[Task details]: Would you print each of the entries below precisely as given?

--- --- ---

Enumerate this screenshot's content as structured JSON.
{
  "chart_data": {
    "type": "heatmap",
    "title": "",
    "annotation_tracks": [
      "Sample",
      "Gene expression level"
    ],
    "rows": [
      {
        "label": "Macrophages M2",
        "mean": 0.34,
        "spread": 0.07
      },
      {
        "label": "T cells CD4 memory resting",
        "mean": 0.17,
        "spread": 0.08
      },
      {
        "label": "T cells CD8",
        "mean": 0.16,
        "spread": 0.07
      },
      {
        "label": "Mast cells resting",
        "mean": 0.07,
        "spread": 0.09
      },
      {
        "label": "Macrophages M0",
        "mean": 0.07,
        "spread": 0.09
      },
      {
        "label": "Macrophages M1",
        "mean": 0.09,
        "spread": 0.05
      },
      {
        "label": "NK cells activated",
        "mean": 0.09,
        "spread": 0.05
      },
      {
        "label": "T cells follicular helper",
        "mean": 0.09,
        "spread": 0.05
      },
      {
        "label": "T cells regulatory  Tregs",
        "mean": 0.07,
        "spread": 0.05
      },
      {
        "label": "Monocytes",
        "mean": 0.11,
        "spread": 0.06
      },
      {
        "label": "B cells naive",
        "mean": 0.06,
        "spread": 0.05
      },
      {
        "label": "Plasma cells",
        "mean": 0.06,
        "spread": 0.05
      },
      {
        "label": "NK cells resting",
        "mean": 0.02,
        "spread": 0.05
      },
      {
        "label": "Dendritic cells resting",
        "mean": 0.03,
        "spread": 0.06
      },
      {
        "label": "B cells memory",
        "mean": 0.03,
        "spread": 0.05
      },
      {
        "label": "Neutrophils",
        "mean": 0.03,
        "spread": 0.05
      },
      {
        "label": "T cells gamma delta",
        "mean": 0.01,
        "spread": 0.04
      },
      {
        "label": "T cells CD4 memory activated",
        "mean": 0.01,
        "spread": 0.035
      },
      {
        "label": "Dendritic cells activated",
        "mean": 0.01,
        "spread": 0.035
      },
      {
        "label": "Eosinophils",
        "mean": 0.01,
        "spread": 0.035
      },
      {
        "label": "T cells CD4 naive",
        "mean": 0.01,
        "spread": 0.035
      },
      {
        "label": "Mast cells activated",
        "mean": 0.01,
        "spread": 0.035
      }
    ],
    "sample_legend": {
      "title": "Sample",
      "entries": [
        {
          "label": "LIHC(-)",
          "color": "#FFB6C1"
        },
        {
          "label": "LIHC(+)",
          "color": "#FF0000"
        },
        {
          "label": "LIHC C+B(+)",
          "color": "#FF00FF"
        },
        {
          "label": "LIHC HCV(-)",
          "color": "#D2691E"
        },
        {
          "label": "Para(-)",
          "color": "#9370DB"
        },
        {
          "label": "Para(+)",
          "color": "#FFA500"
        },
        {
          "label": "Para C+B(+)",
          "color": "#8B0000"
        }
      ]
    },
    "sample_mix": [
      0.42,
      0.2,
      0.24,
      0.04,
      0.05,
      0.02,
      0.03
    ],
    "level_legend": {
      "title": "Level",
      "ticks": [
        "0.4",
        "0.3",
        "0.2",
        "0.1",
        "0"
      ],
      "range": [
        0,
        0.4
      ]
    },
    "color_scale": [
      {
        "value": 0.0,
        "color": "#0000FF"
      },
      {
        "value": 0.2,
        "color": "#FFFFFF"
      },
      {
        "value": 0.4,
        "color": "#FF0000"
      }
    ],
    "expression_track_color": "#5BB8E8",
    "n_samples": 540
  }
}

--- --- ---

[Response for this exercise]:
Enumerate this screenshot's content as structured JSON.
{
  "chart_data": {
    "type": "heatmap",
    "title": "",
    "annotation_tracks": [
      "Sample",
      "Gene expression level"
    ],
    "rows": [
      {
        "label": "Macrophages M2",
        "mean": 0.34,
        "spread": 0.07
      },
      {
        "label": "T cells CD4 memory resting",
        "mean": 0.17,
        "spread": 0.08
      },
      {
        "label": "T cells CD8",
        "mean": 0.16,
        "spread": 0.07
      },
      {
        "label": "Mast cells resting",
        "mean": 0.07,
        "spread": 0.09
      },
      {
        "label": "Macrophages M0",
        "mean": 0.07,
        "spread": 0.09
      },
      {
        "label": "Macrophages M1",
        "mean": 0.09,
        "spread": 0.05
      },
      {
        "label": "NK cells activated",
        "mean": 0.09,
        "spread": 0.05
      },
      {
        "label": "T cells follicular helper",
        "mean": 0.09,
        "spread": 0.05
      },
      {
        "label": "T cells regulatory  Tregs",
        "mean": 0.07,
        "spread": 0.05
      },
      {
        "label": "Monocytes",
        "mean": 0.11,
        "spread": 0.06
      },
      {
        "label": "B cells naive",
        "mean": 0.06,
        "spread": 0.05
      },
      {
        "label": "Plasma cells",
        "mean": 0.06,
        "spread": 0.05
      },
      {
        "label": "NK cells resting",
        "mean": 0.02,
        "spread": 0.05
      },
      {
        "label": "Dendritic cells resting",
        "mean": 0.03,
        "spread": 0.06
      },
      {
        "label": "B cells memory",
        "mean": 0.03,
        "spread": 0.05
      },
      {
        "label": "Neutrophils",
        "mean": 0.03,
        "spread": 0.05
      },
      {
        "label": "T cells gamma delta",
        "mean": 0.01,
        "spread": 0.04
      },
      {
        "label": "T cells CD4 memory activated",
        "mean": 0.01,
        "spread": 0.035
      },
      {
        "label": "Dendritic cells activated",
        "mean": 0.01,
        "spread": 0.035
      },
      {
        "label": "Eosinophils",
        "mean": 0.01,
        "spread": 0.035
      },
      {
        "label": "T cells CD4 naive",
        "mean": 0.01,
        "spread": 0.035
      },
      {
        "label": "Mast cells activated",
        "mean": 0.01,
        "spread": 0.035
      }
    ],
    "sample_legend": {
      "title": "Sample",
      "entries": [
        {
          "label": "LIHC(-)",
          "color": "#FFB6C1"
        },
        {
          "label": "LIHC(+)",
          "color": "#FF0000"
        },
        {
          "label": "LIHC C+B(+)",
          "color": "#FF00FF"
        },
        {
          "label": "LIHC HCV(-)",
          "color": "#D2691E"
        },
        {
          "label": "Para(-)",
          "color": "#9370DB"
        },
        {
          "label": "Para(+)",
          "color": "#FFA500"
        },
        {
          "label": "Para C+B(+)",
          "color": "#8B0000"
        }
      ]
    },
    "sample_mix": [
      0.42,
      0.2,
      0.24,
      0.04,
      0.05,
      0.02,
      0.03
    ],
    "level_legend": {
      "title": "Level",
      "ticks": [
        "0.4",
        "0.3",
        "0.2",
        "0.1",
        "0"
      ],
      "range": [
        0,
        0.4
      ]
    },
    "color_scale": [
      {
        "value": 0.0,
        "color": "#0000FF"
      },
      {
        "value": 0.2,
        "color": "#FFFFFF"
      },
      {
        "value": 0.4,
        "color": "#FF0000"
      }
    ],
    "expression_track_color": "#5BB8E8",
    "n_samples": 540
  }
}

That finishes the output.